-- START RECORDS PROVIDED --
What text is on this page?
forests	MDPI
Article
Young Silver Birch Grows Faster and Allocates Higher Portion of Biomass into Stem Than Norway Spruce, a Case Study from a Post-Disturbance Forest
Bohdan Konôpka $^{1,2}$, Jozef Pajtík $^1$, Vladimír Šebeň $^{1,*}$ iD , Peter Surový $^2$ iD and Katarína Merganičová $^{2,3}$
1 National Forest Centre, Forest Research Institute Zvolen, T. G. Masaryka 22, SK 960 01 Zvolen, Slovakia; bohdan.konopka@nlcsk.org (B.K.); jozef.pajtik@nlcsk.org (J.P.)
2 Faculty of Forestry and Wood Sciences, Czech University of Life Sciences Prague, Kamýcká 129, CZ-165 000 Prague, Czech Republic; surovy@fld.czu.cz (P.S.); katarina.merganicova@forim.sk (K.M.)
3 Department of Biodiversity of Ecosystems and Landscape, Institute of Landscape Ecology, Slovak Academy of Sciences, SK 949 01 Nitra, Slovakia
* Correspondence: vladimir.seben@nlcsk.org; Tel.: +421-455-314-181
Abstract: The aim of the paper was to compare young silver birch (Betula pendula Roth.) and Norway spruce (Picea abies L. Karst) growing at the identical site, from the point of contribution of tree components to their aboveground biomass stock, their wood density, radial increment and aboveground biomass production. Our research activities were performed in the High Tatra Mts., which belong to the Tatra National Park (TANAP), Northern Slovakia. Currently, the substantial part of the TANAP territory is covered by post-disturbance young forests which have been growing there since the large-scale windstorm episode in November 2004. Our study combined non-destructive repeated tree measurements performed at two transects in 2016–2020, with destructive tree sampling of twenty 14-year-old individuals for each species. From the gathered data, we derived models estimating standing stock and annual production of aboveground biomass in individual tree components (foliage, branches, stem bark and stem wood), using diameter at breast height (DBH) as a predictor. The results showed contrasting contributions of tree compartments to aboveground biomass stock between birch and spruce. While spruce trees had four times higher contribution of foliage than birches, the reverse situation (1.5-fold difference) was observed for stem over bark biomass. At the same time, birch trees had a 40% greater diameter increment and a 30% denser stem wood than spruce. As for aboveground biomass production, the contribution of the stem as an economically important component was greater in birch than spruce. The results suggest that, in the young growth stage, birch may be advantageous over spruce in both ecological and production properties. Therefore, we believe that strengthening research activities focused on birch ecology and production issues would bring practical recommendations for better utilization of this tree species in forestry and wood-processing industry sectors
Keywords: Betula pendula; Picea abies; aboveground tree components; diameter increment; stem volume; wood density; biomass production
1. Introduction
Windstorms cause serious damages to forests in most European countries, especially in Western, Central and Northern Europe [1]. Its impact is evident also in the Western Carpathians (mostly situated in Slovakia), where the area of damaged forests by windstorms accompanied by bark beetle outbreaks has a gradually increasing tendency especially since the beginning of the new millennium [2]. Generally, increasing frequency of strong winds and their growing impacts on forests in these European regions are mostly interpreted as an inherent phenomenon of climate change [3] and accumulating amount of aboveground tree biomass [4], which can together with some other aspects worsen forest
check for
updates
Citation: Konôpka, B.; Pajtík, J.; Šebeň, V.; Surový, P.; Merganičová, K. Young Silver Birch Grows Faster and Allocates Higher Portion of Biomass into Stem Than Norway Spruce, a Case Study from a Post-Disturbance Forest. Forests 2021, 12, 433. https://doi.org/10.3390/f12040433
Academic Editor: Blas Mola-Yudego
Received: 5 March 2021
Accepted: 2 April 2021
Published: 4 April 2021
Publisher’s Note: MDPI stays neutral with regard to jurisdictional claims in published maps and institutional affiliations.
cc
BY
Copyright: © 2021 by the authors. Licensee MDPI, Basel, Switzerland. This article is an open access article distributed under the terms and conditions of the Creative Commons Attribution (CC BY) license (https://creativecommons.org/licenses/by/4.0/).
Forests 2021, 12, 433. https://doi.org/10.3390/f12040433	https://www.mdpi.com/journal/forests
-- END RECORDS PROVIDED --
**GOAL**: Using the entries above, state how many lines include the word "Šebeň", with no other words.

**EXERCISE RESPONSE**: 2